** start Dataset rows **
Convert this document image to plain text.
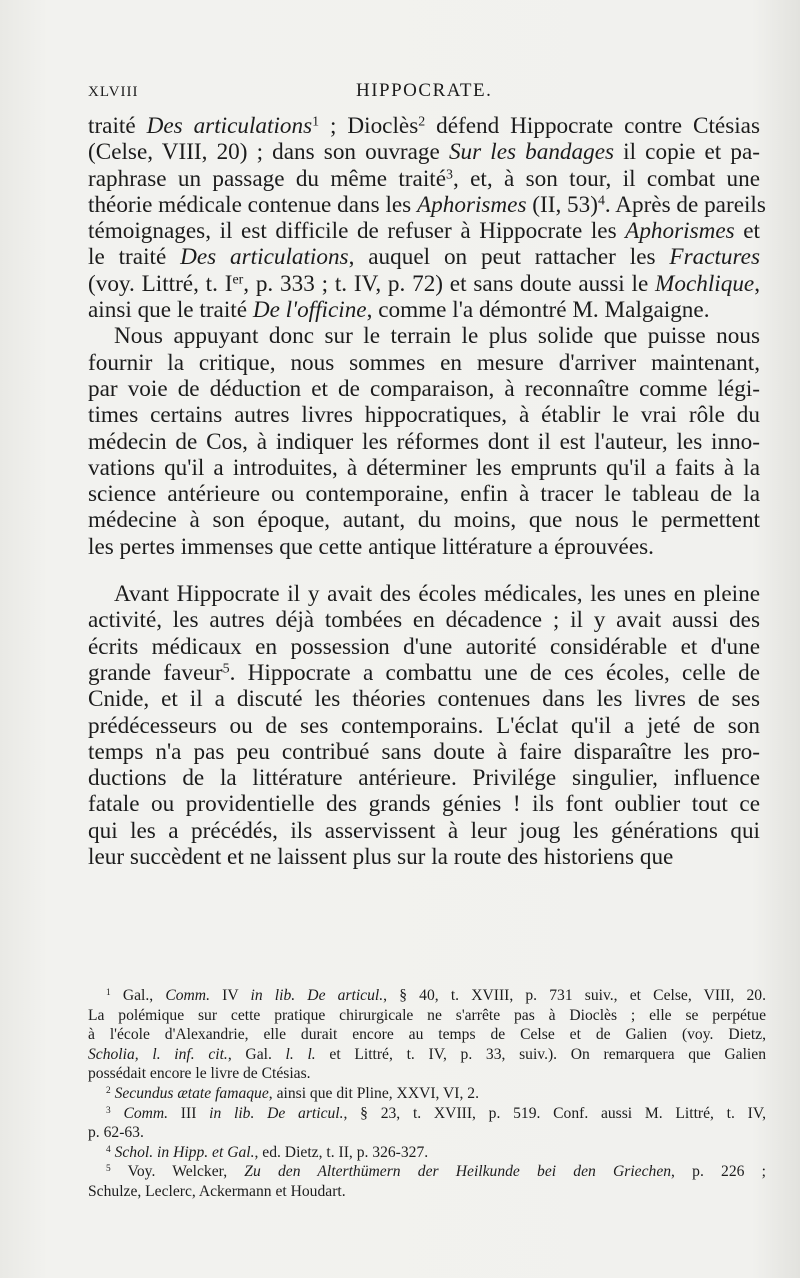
XLVIII	HIPPOCRATE.
traité Des articulations$^1$ ; Dioclès$^2$ défend Hippocrate contre Ctésias
(Celse, VIII, 20) ; dans son ouvrage Sur les bandages il copie et pa-
raphrase un passage du même traité$^3$, et, à son tour, il combat une
théorie médicale contenue dans les Aphorismes (II, 53)$^4$. Après de pareils
témoignages, il est difficile de refuser à Hippocrate les Aphorismes et
le traité Des articulations, auquel on peut rattacher les Fractures
(voy. Littré, t. Ier, p. 333 ; t. IV, p. 72) et sans doute aussi le Mochlique,
ainsi que le traité De l'officine, comme l'a démontré M. Malgaigne.
Nous appuyant donc sur le terrain le plus solide que puisse nous
fournir la critique, nous sommes en mesure d'arriver maintenant,
par voie de déduction et de comparaison, à reconnaître comme légi-
times certains autres livres hippocratiques, à établir le vrai rôle du
médecin de Cos, à indiquer les réformes dont il est l'auteur, les inno-
vations qu'il a introduites, à déterminer les emprunts qu'il a faits à la
science antérieure ou contemporaine, enfin à tracer le tableau de la
médecine à son époque, autant, du moins, que nous le permettent
les pertes immenses que cette antique littérature a éprouvées.
Avant Hippocrate il y avait des écoles médicales, les unes en pleine
activité, les autres déjà tombées en décadence ; il y avait aussi des
écrits médicaux en possession d'une autorité considérable et d'une
grande faveur$^5$. Hippocrate a combattu une de ces écoles, celle de
Cnide, et il a discuté les théories contenues dans les livres de ses
prédécesseurs ou de ses contemporains. L'éclat qu'il a jeté de son
temps n'a pas peu contribué sans doute à faire disparaître les pro-
ductions de la littérature antérieure. Privilége singulier, influence
fatale ou providentielle des grands génies ! ils font oublier tout ce
qui les a précédés, ils asservissent à leur joug les générations qui
leur succèdent et ne laissent plus sur la route des historiens que
$^1$ Gal., Comm. IV in lib. De articul., § 40, t. XVIII, p. 731 suiv., et Celse, VIII, 20.
La polémique sur cette pratique chirurgicale ne s'arrête pas à Dioclès ; elle se perpétue
à l'école d'Alexandrie, elle durait encore au temps de Celse et de Galien (voy. Dietz,
Scholia, l. inf. cit., Gal. l. l. et Littré, t. IV, p. 33, suiv.). On remarquera que Galien
possédait encore le livre de Ctésias.
$^2$ Secundus ætate famaque, ainsi que dit Pline, XXVI, VI, 2.
$^3$ Comm. III in lib. De articul., § 23, t. XVIII, p. 519. Conf. aussi M. Littré, t. IV,
p. 62-63.
$^4$ Schol. in Hipp. et Gal., ed. Dietz, t. II, p. 326-327.
$^5$ Voy. Welcker, Zu den Alterthümern der Heilkunde bei den Griechen, p. 226 ;
Schulze, Leclerc, Ackermann et Houdart.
** end Dataset rows **
-- Given instruction --
Reproduce every entry exactly, but omit each picture.

-- The solution --
Convert this document image to plain text.
XLVIII	HIPPOCRATE.
traité Des articulations$^1$ ; Dioclès$^2$ défend Hippocrate contre Ctésias
(Celse, VIII, 20) ; dans son ouvrage Sur les bandages il copie et pa-
raphrase un passage du même traité$^3$, et, à son tour, il combat une
théorie médicale contenue dans les Aphorismes (II, 53)$^4$. Après de pareils
témoignages, il est difficile de refuser à Hippocrate les Aphorismes et
le traité Des articulations, auquel on peut rattacher les Fractures
(voy. Littré, t. Ier, p. 333 ; t. IV, p. 72) et sans doute aussi le Mochlique,
ainsi que le traité De l'officine, comme l'a démontré M. Malgaigne.
Nous appuyant donc sur le terrain le plus solide que puisse nous
fournir la critique, nous sommes en mesure d'arriver maintenant,
par voie de déduction et de comparaison, à reconnaître comme légi-
times certains autres livres hippocratiques, à établir le vrai rôle du
médecin de Cos, à indiquer les réformes dont il est l'auteur, les inno-
vations qu'il a introduites, à déterminer les emprunts qu'il a faits à la
science antérieure ou contemporaine, enfin à tracer le tableau de la
médecine à son époque, autant, du moins, que nous le permettent
les pertes immenses que cette antique littérature a éprouvées.
Avant Hippocrate il y avait des écoles médicales, les unes en pleine
activité, les autres déjà tombées en décadence ; il y avait aussi des
écrits médicaux en possession d'une autorité considérable et d'une
grande faveur$^5$. Hippocrate a combattu une de ces écoles, celle de
Cnide, et il a discuté les théories contenues dans les livres de ses
prédécesseurs ou de ses contemporains. L'éclat qu'il a jeté de son
temps n'a pas peu contribué sans doute à faire disparaître les pro-
ductions de la littérature antérieure. Privilége singulier, influence
fatale ou providentielle des grands génies ! ils font oublier tout ce
qui les a précédés, ils asservissent à leur joug les générations qui
leur succèdent et ne laissent plus sur la route des historiens que
$^1$ Gal., Comm. IV in lib. De articul., § 40, t. XVIII, p. 731 suiv., et Celse, VIII, 20.
La polémique sur cette pratique chirurgicale ne s'arrête pas à Dioclès ; elle se perpétue
à l'école d'Alexandrie, elle durait encore au temps de Celse et de Galien (voy. Dietz,
Scholia, l. inf. cit., Gal. l. l. et Littré, t. IV, p. 33, suiv.). On remarquera que Galien
possédait encore le livre de Ctésias.
$^2$ Secundus ætate famaque, ainsi que dit Pline, XXVI, VI, 2.
$^3$ Comm. III in lib. De articul., § 23, t. XVIII, p. 519. Conf. aussi M. Littré, t. IV,
p. 62-63.
$^4$ Schol. in Hipp. et Gal., ed. Dietz, t. II, p. 326-327.
$^5$ Voy. Welcker, Zu den Alterthümern der Heilkunde bei den Griechen, p. 226 ;
Schulze, Leclerc, Ackermann et Houdart.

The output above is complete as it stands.